*Stated exercise:* From the announcement of the Zakat Foundation Institute below, extract everything from "Offers humanitarian studies" down to "to Muslim charities.", reproducing the passage word for word.
____ Document
Offers humanitarian studies fall fellowship with Indiana University
BRIDGEVIEW, IL (28 July 2020) — Zakat Foundation of America has announced the creation of the Zakat Foundation Institute, an independent nonprofit graduate school aiming to professionalize Muslim charitable work and award masters degrees in humanitarian and development studies to candidates from the Islamic philanthropic sector.
The Institute plans to inaugurate its ambitious program this fall – in partnership with the Indiana University Lilly Family School of Philanthropy – by offering 10 Muslim Philanthropy and Humanitarian Studies Fellowship awards to prospective students with a proven commitment of service to Muslim charities.
“Muslim charitable work has grown exponentially in the last two decades, as has the legion of people who have dedicated themselves to making that happen,” says Halil Demir, founding executive director of Zakat Foundation and author of 9 Myths About Muslim Charities.
“It’s really past time that we focus a deliberately analytical and reflective eye on what we are doing as Muslim humanitarians,” he says, “and on the fast-changing and, honestly, daunting environments we are doing it in.
Demir says Muslim charities need the self-critique and to hone their approaches to Islamic humanitarianism. He also notes the serious need to raise the professional qualifications and prospects of those who choose this life of service.
“And, frankly, we need to be just as serious about where the Muslim philanthropic industry, if you will, will take its servants in their own personal and spiritual lives,” he says.
________
____ Given entries
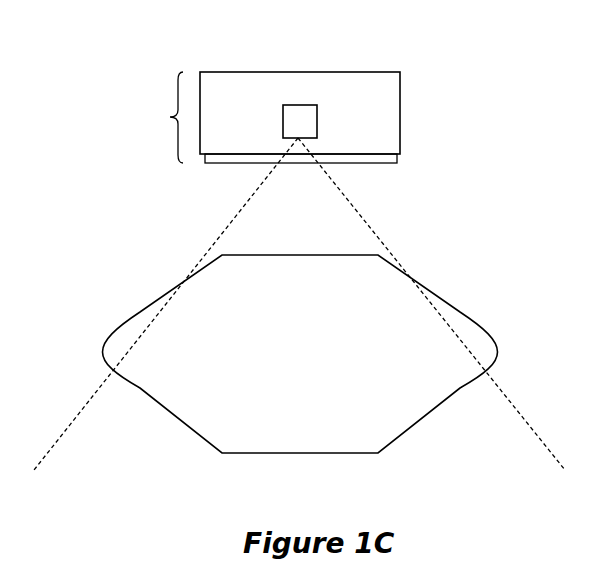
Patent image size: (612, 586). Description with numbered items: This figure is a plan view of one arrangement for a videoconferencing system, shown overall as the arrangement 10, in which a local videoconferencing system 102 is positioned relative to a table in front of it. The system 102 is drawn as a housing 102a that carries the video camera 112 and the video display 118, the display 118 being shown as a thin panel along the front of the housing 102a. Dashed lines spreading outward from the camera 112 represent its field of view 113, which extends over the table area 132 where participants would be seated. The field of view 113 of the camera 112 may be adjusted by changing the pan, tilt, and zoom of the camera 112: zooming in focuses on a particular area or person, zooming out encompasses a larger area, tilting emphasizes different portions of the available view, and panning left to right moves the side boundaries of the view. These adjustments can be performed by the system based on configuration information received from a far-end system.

The imaging system 10 is at (539, 74).
The local videoconferencing system 102 is at (296, 116).
The camera housing 102a is at (334, 90).
The video camera 112 is at (267, 86).
The field of view 113 is at (299, 304).
The video display 118 is at (326, 180).
The object / target region 132 is at (300, 354).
________
*Solution below:*
Offers humanitarian studies fall fellowship with Indiana University
BRIDGEVIEW, IL (28 July 2020) — Zakat Foundation of America has announced the creation of the Zakat Foundation Institute, an independent nonprofit graduate school aiming to professionalize Muslim charitable work and award masters degrees in humanitarian and development studies to candidates from the Islamic philanthropic sector.
The Institute plans to inaugurate its ambitious program this fall – in partnership with the Indiana University Lilly Family School of Philanthropy – by offering 10 Muslim Philanthropy and Humanitarian Studies Fellowship awards to prospective students with a proven commitment of service to Muslim charities.